Exercise description: Search the listing below for "условий". Copy each matching line.

⟨

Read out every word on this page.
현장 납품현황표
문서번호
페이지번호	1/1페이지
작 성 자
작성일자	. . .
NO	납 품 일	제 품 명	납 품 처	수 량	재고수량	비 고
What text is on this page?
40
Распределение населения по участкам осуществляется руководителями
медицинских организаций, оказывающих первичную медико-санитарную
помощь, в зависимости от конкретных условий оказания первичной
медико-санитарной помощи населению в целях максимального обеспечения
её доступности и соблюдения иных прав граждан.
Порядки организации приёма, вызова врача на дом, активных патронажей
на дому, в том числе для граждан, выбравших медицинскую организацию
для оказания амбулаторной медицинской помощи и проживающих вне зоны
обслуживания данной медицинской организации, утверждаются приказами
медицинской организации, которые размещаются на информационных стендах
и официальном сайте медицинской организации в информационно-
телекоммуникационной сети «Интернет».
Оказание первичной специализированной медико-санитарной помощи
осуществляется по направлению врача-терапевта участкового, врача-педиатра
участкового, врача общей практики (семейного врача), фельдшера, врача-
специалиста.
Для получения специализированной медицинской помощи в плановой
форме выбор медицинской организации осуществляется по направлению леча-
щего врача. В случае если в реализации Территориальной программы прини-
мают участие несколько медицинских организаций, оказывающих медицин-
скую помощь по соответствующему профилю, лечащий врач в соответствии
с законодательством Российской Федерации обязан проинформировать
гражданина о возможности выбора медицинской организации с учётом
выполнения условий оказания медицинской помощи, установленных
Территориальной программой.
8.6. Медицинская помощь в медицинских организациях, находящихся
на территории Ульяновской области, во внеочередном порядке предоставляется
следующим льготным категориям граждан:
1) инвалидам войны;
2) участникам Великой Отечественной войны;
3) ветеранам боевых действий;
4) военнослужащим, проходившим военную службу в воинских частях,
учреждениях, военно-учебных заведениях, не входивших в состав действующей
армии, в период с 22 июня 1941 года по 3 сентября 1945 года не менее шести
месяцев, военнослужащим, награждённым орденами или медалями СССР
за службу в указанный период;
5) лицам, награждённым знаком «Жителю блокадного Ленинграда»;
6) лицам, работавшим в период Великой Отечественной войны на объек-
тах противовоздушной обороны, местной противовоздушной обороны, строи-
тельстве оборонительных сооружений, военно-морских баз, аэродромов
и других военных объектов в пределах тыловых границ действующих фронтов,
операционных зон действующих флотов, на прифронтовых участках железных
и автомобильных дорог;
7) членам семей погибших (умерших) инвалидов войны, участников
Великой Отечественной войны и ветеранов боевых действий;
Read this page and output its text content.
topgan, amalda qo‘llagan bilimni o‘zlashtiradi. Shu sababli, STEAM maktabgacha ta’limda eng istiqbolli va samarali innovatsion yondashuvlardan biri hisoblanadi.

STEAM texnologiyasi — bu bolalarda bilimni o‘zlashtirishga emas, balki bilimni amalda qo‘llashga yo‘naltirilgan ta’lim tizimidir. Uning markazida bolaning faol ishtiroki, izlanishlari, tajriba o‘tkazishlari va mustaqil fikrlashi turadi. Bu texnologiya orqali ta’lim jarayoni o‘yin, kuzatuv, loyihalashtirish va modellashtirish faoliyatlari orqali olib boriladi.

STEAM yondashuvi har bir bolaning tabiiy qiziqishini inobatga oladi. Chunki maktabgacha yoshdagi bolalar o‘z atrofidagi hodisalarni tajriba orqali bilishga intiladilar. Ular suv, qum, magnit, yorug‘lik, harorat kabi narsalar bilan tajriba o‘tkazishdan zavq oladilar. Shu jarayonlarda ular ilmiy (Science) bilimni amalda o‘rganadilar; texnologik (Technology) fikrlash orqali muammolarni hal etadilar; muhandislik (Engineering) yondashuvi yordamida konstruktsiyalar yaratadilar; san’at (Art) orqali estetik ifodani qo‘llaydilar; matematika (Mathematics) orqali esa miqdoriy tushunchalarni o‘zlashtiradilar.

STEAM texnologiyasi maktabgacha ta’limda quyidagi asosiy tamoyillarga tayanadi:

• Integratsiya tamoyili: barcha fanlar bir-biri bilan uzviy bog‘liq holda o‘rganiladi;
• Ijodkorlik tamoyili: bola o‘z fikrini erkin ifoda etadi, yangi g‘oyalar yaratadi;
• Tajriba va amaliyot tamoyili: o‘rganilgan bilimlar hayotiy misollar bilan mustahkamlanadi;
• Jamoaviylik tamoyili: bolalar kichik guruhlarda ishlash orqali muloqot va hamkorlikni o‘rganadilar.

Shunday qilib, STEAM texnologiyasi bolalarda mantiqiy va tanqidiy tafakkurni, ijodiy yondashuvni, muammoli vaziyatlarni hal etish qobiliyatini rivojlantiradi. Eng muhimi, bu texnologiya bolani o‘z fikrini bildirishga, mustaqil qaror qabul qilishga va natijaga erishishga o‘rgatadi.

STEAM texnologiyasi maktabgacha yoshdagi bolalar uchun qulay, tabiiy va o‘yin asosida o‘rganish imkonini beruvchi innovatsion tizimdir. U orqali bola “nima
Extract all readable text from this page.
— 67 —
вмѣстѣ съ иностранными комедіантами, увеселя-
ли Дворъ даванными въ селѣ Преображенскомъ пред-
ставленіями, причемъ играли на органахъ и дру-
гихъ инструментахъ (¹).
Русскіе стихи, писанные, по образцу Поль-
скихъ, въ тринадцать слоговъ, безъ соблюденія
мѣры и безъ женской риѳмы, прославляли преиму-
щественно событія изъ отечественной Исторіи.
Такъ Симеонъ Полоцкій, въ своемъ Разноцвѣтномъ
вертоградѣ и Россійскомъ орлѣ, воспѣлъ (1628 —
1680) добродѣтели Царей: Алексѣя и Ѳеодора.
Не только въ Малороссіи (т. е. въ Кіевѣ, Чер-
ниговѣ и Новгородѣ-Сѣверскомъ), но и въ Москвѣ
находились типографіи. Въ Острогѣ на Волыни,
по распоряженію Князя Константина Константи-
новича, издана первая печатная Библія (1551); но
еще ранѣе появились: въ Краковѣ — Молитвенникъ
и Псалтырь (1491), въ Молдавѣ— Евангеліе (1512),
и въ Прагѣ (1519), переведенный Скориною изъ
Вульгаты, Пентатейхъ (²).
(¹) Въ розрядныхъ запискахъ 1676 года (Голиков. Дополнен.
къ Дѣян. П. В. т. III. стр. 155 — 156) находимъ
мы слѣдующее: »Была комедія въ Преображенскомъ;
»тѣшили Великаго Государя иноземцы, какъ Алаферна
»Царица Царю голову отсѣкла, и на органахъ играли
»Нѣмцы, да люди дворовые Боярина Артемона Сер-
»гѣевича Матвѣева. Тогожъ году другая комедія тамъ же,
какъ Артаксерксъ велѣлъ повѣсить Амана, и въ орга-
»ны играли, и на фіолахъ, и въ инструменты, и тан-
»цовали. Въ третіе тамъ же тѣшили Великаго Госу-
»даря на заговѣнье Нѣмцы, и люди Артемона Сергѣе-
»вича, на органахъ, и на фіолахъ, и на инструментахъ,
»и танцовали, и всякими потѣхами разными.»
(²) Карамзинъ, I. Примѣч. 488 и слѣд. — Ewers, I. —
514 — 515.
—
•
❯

⟩

Answer to this problem:
помощь, в зависимости от конкретных условий оказания первичной
выполнения условий оказания медицинской помощи, установленных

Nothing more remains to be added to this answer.